*WRITTEN PROBLEM*. Report the count of lines where the string "color" appears, and nothing else.

>> Begin EXTRACTED DATA

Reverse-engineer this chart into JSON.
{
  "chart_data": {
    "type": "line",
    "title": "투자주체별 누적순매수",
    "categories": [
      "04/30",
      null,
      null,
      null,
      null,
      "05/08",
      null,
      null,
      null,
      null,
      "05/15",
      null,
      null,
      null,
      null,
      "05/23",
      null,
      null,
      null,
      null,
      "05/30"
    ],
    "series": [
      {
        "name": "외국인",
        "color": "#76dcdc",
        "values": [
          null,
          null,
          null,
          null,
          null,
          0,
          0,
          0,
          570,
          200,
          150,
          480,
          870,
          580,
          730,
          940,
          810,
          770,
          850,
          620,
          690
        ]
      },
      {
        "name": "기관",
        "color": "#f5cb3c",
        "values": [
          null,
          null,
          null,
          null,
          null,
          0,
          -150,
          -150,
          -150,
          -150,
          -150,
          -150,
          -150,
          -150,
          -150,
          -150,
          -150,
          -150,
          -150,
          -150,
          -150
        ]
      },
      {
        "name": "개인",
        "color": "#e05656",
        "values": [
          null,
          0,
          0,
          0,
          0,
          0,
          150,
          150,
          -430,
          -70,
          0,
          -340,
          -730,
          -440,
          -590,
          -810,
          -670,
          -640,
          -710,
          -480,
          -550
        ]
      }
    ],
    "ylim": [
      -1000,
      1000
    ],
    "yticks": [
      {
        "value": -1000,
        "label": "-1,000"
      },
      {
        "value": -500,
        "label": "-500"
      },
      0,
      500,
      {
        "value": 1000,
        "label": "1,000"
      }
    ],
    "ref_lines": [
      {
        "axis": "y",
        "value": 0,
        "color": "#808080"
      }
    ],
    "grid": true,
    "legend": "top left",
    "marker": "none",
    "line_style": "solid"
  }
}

>> End EXTRACTED DATA

*ANSWER BELOW*. 4